[Start of STORED RECORDS]
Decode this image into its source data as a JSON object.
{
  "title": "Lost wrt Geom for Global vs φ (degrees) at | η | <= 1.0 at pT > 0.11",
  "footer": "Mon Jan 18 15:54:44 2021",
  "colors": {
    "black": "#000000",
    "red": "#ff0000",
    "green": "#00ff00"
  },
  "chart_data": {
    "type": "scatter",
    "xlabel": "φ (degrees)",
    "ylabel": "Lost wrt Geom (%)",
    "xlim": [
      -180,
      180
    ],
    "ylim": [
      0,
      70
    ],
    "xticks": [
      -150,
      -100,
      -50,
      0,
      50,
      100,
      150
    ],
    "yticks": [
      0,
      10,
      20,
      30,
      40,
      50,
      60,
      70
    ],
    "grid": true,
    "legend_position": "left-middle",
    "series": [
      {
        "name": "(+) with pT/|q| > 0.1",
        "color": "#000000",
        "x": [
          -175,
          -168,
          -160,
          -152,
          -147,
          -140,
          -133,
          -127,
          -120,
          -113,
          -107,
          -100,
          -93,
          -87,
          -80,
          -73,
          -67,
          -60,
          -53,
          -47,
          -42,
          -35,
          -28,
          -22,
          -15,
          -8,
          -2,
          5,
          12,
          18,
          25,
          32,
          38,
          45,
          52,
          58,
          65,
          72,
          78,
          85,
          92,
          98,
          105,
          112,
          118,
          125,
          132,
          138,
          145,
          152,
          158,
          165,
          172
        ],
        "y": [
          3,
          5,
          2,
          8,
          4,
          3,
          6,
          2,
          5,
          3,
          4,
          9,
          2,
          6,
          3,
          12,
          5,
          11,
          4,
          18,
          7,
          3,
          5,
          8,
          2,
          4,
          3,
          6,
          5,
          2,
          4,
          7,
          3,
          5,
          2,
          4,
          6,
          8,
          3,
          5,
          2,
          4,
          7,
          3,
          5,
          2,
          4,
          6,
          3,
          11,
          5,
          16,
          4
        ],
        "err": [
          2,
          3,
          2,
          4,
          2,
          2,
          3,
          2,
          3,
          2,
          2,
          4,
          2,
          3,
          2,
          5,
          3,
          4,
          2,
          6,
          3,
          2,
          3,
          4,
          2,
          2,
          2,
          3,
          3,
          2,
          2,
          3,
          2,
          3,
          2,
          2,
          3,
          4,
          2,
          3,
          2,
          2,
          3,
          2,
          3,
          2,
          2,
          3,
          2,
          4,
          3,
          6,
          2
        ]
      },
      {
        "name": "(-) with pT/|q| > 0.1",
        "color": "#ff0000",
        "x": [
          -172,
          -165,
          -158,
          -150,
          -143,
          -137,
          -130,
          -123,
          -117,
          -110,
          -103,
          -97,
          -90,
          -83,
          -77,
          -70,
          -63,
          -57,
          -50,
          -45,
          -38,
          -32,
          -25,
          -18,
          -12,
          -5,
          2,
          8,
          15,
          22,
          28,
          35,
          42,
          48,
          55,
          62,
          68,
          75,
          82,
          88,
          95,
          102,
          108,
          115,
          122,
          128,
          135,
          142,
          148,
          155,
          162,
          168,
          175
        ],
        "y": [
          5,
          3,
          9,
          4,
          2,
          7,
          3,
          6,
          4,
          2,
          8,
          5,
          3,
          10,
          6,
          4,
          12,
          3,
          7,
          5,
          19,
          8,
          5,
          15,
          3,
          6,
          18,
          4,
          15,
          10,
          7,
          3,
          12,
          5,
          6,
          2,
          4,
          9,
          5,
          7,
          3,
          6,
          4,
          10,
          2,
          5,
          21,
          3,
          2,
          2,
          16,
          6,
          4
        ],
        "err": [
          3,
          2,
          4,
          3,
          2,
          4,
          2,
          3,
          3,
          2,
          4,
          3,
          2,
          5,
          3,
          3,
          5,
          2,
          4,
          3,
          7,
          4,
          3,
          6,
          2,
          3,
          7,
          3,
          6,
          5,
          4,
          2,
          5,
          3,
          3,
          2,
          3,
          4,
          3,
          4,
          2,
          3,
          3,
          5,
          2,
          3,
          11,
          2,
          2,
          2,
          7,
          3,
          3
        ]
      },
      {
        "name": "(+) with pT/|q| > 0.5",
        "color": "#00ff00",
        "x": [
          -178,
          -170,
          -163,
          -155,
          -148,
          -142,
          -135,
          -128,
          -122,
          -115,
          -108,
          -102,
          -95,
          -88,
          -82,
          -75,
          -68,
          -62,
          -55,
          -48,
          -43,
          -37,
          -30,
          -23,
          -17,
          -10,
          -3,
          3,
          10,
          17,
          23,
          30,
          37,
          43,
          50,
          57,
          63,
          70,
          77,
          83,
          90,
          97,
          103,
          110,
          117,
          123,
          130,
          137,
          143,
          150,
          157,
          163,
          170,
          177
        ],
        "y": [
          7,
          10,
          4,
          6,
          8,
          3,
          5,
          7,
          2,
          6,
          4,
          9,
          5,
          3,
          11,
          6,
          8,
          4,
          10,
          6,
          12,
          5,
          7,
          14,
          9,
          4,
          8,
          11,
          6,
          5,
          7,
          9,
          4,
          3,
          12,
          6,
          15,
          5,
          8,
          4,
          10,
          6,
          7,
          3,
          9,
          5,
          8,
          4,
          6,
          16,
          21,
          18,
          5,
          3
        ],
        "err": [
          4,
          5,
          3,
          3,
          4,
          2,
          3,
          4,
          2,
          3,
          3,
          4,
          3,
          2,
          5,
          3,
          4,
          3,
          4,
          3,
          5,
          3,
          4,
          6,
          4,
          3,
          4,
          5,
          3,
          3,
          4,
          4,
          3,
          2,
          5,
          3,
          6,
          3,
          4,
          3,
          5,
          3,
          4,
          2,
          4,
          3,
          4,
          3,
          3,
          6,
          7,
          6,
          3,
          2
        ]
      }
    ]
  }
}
[End of STORED RECORDS]
__EXERCISE AIM__: Restate the whole listing exactly.

__WORKED SOLUTION__:
Decode this image into its source data as a JSON object.
{
  "title": "Lost wrt Geom for Global vs φ (degrees) at | η | <= 1.0 at pT > 0.11",
  "footer": "Mon Jan 18 15:54:44 2021",
  "colors": {
    "black": "#000000",
    "red": "#ff0000",
    "green": "#00ff00"
  },
  "chart_data": {
    "type": "scatter",
    "xlabel": "φ (degrees)",
    "ylabel": "Lost wrt Geom (%)",
    "xlim": [
      -180,
      180
    ],
    "ylim": [
      0,
      70
    ],
    "xticks": [
      -150,
      -100,
      -50,
      0,
      50,
      100,
      150
    ],
    "yticks": [
      0,
      10,
      20,
      30,
      40,
      50,
      60,
      70
    ],
    "grid": true,
    "legend_position": "left-middle",
    "series": [
      {
        "name": "(+) with pT/|q| > 0.1",
        "color": "#000000",
        "x": [
          -175,
          -168,
          -160,
          -152,
          -147,
          -140,
          -133,
          -127,
          -120,
          -113,
          -107,
          -100,
          -93,
          -87,
          -80,
          -73,
          -67,
          -60,
          -53,
          -47,
          -42,
          -35,
          -28,
          -22,
          -15,
          -8,
          -2,
          5,
          12,
          18,
          25,
          32,
          38,
          45,
          52,
          58,
          65,
          72,
          78,
          85,
          92,
          98,
          105,
          112,
          118,
          125,
          132,
          138,
          145,
          152,
          158,
          165,
          172
        ],
        "y": [
          3,
          5,
          2,
          8,
          4,
          3,
          6,
          2,
          5,
          3,
          4,
          9,
          2,
          6,
          3,
          12,
          5,
          11,
          4,
          18,
          7,
          3,
          5,
          8,
          2,
          4,
          3,
          6,
          5,
          2,
          4,
          7,
          3,
          5,
          2,
          4,
          6,
          8,
          3,
          5,
          2,
          4,
          7,
          3,
          5,
          2,
          4,
          6,
          3,
          11,
          5,
          16,
          4
        ],
        "err": [
          2,
          3,
          2,
          4,
          2,
          2,
          3,
          2,
          3,
          2,
          2,
          4,
          2,
          3,
          2,
          5,
          3,
          4,
          2,
          6,
          3,
          2,
          3,
          4,
          2,
          2,
          2,
          3,
          3,
          2,
          2,
          3,
          2,
          3,
          2,
          2,
          3,
          4,
          2,
          3,
          2,
          2,
          3,
          2,
          3,
          2,
          2,
          3,
          2,
          4,
          3,
          6,
          2
        ]
      },
      {
        "name": "(-) with pT/|q| > 0.1",
        "color": "#ff0000",
        "x": [
          -172,
          -165,
          -158,
          -150,
          -143,
          -137,
          -130,
          -123,
          -117,
          -110,
          -103,
          -97,
          -90,
          -83,
          -77,
          -70,
          -63,
          -57,
          -50,
          -45,
          -38,
          -32,
          -25,
          -18,
          -12,
          -5,
          2,
          8,
          15,
          22,
          28,
          35,
          42,
          48,
          55,
          62,
          68,
          75,
          82,
          88,
          95,
          102,
          108,
          115,
          122,
          128,
          135,
          142,
          148,
          155,
          162,
          168,
          175
        ],
        "y": [
          5,
          3,
          9,
          4,
          2,
          7,
          3,
          6,
          4,
          2,
          8,
          5,
          3,
          10,
          6,
          4,
          12,
          3,
          7,
          5,
          19,
          8,
          5,
          15,
          3,
          6,
          18,
          4,
          15,
          10,
          7,
          3,
          12,
          5,
          6,
          2,
          4,
          9,
          5,
          7,
          3,
          6,
          4,
          10,
          2,
          5,
          21,
          3,
          2,
          2,
          16,
          6,
          4
        ],
        "err": [
          3,
          2,
          4,
          3,
          2,
          4,
          2,
          3,
          3,
          2,
          4,
          3,
          2,
          5,
          3,
          3,
          5,
          2,
          4,
          3,
          7,
          4,
          3,
          6,
          2,
          3,
          7,
          3,
          6,
          5,
          4,
          2,
          5,
          3,
          3,
          2,
          3,
          4,
          3,
          4,
          2,
          3,
          3,
          5,
          2,
          3,
          11,
          2,
          2,
          2,
          7,
          3,
          3
        ]
      },
      {
        "name": "(+) with pT/|q| > 0.5",
        "color": "#00ff00",
        "x": [
          -178,
          -170,
          -163,
          -155,
          -148,
          -142,
          -135,
          -128,
          -122,
          -115,
          -108,
          -102,
          -95,
          -88,
          -82,
          -75,
          -68,
          -62,
          -55,
          -48,
          -43,
          -37,
          -30,
          -23,
          -17,
          -10,
          -3,
          3,
          10,
          17,
          23,
          30,
          37,
          43,
          50,
          57,
          63,
          70,
          77,
          83,
          90,
          97,
          103,
          110,
          117,
          123,
          130,
          137,
          143,
          150,
          157,
          163,
          170,
          177
        ],
        "y": [
          7,
          10,
          4,
          6,
          8,
          3,
          5,
          7,
          2,
          6,
          4,
          9,
          5,
          3,
          11,
          6,
          8,
          4,
          10,
          6,
          12,
          5,
          7,
          14,
          9,
          4,
          8,
          11,
          6,
          5,
          7,
          9,
          4,
          3,
          12,
          6,
          15,
          5,
          8,
          4,
          10,
          6,
          7,
          3,
          9,
          5,
          8,
          4,
          6,
          16,
          21,
          18,
          5,
          3
        ],
        "err": [
          4,
          5,
          3,
          3,
          4,
          2,
          3,
          4,
          2,
          3,
          3,
          4,
          3,
          2,
          5,
          3,
          4,
          3,
          4,
          3,
          5,
          3,
          4,
          6,
          4,
          3,
          4,
          5,
          3,
          3,
          4,
          4,
          3,
          2,
          5,
          3,
          6,
          3,
          4,
          3,
          5,
          3,
          4,
          2,
          4,
          3,
          4,
          3,
          3,
          6,
          7,
          6,
          3,
          2
        ]
      }
    ]
  }
}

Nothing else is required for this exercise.